• **Exercise prompt**
Search the listing for the string "nanoparticles" and copy every line that contains it.

• **Provided material**

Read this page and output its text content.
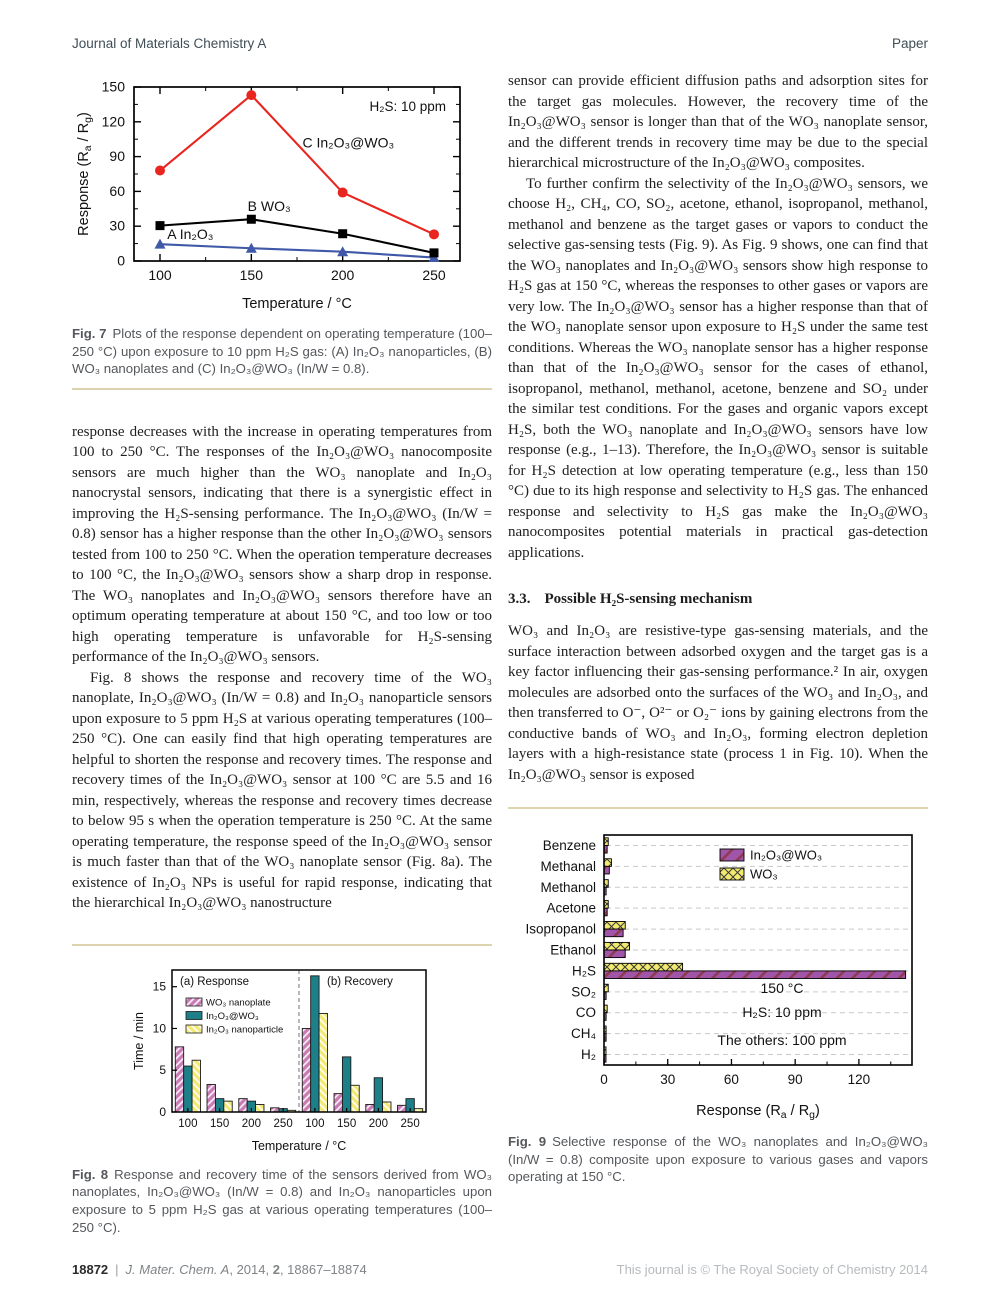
Journal of Materials Chemistry A	Paper
0
30
60
90
120
150
100	150	200	250
H₂S: 10 ppm
C In₂O₃@WO₃
B WO₃
A In₂O₃
Temperature / °C
Response $(R_a / R_g)$
Fig. 7 Plots of the response dependent on operating temperature (100–250 °C) upon exposure to 10 ppm H₂S gas: (A) In₂O₃ nanoparticles, (B) WO₃ nanoplates and (C) In₂O₃@WO₃ (In/W = 0.8).

response decreases with the increase in operating temperatures from 100 to 250 °C. The responses of the In₂O₃@WO₃ nanocomposite sensors are much higher than the WO₃ nanoplate and In₂O₃ nanocrystal sensors, indicating that there is a synergistic effect in improving the H₂S-sensing performance. The In₂O₃@WO₃ (In/W = 0.8) sensor has a higher response than the other In₂O₃@WO₃ sensors tested from 100 to 250 °C. When the operation temperature decreases to 100 °C, the In₂O₃@WO₃ sensors show a sharp drop in response. The WO₃ nanoplates and In₂O₃@WO₃ sensors therefore have an optimum operating temperature at about 150 °C, and too low or too high operating temperature is unfavorable for H₂S-sensing performance of the In₂O₃@WO₃ sensors.

Fig. 8 shows the response and recovery time of the WO₃ nanoplate, In₂O₃@WO₃ (In/W = 0.8) and In₂O₃ nanoparticle sensors upon exposure to 5 ppm H₂S at various operating temperatures (100–250 °C). One can easily find that high operating temperatures are helpful to shorten the response and recovery times. The response and recovery times of the In₂O₃@WO₃ sensor at 100 °C are 5.5 and 16 min, respectively, whereas the response and recovery times decrease to below 95 s when the operation temperature is 250 °C. At the same operating temperature, the response speed of the In₂O₃@WO₃ sensor is much faster than that of the WO₃ nanoplate sensor (Fig. 8a). The existence of In₂O₃ NPs is useful for rapid response, indicating that the hierarchical In₂O₃@WO₃ nanostructure

100 150 200 250 100 150 200 250
0
5
10
15 (a) Response	(b) Recovery
WO₃ nanoplate
In₂O₃@WO₃
In₂O₃ nanoparticle
Temperature / °C
Time / min
Fig. 8 Response and recovery time of the sensors derived from WO₃ nanoplates, In₂O₃@WO₃ (In/W = 0.8) and In₂O₃ nanoparticles upon exposure to 5 ppm H₂S gas at various operating temperatures (100–250 °C).

sensor can provide efficient diffusion paths and adsorption sites for the target gas molecules. However, the recovery time of the In₂O₃@WO₃ sensor is longer than that of the WO₃ nanoplate sensor, and the different trends in recovery time may be due to the special hierarchical microstructure of the In₂O₃@WO₃ composites.

To further confirm the selectivity of the In₂O₃@WO₃ sensors, we choose H₂, CH₄, CO, SO₂, acetone, ethanol, isopropanol, methanol, methanol and benzene as the target gases or vapors to conduct the selective gas-sensing tests (Fig. 9). As Fig. 9 shows, one can find that the WO₃ nanoplates and In₂O₃@WO₃ sensors show high response to H₂S gas at 150 °C, whereas the responses to other gases or vapors are very low. The In₂O₃@WO₃ sensor has a higher response than that of the WO₃ nanoplate sensor upon exposure to H₂S under the same test conditions. Whereas the WO₃ nanoplate sensor has a higher response than that of the In₂O₃@WO₃ sensor for the cases of ethanol, isopropanol, methanol, methanol, acetone, benzene and SO₂ under the similar test conditions. For the gases and organic vapors except H₂S, both the WO₃ nanoplate and In₂O₃@WO₃ sensors have low response (e.g., 1–13). Therefore, the In₂O₃@WO₃ sensor is suitable for H₂S detection at low operating temperature (e.g., less than 150 °C) due to its high response and selectivity to H₂S gas. The enhanced response and selectivity to H₂S gas make the In₂O₃@WO₃ nanocomposites potential materials in practical gas-detection applications.

3.3. Possible H₂S-sensing mechanism

WO₃ and In₂O₃ are resistive-type gas-sensing materials, and the surface interaction between adsorbed oxygen and the target gas is a key factor influencing their gas-sensing performance.² In air, oxygen molecules are adsorbed onto the surfaces of the WO₃ and In₂O₃, and then transferred to O⁻, O²⁻ or O₂⁻ ions by gaining electrons from the conductive bands of WO₃ and In₂O₃, forming electron depletion layers with a high-resistance state (process 1 in Fig. 10). When the In₂O₃@WO₃ sensor is exposed

Benzene
Methanal
Methanol
Acetone
Isopropanol
Ethanol
H₂S
SO₂
CO
CH₄
H₂
0	30	60	90	120
In₂O₃@WO₃
WO₃
150 °C
H₂S: 10 ppm
The others: 100 ppm
Response $(R_a / R_g)$
Fig. 9 Selective response of the WO₃ nanoplates and In₂O₃@WO₃ (In/W = 0.8) composite upon exposure to various gases and vapors operating at 150 °C.
18872 | J. Mater. Chem. A, 2014, 2, 18867–18874	This journal is © The Royal Society of Chemistry 2014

• **Answer to this task**
Fig. 7 Plots of the response dependent on operating temperature (100–250 °C) upon exposure to 10 ppm H₂S gas: (A) In₂O₃ nanoparticles, (B) WO₃ nanoplates and (C) In₂O₃@WO₃ (In/W = 0.8).
Fig. 8 Response and recovery time of the sensors derived from WO₃ nanoplates, In₂O₃@WO₃ (In/W = 0.8) and In₂O₃ nanoparticles upon exposure to 5 ppm H₂S gas at various operating temperatures (100–250 °C).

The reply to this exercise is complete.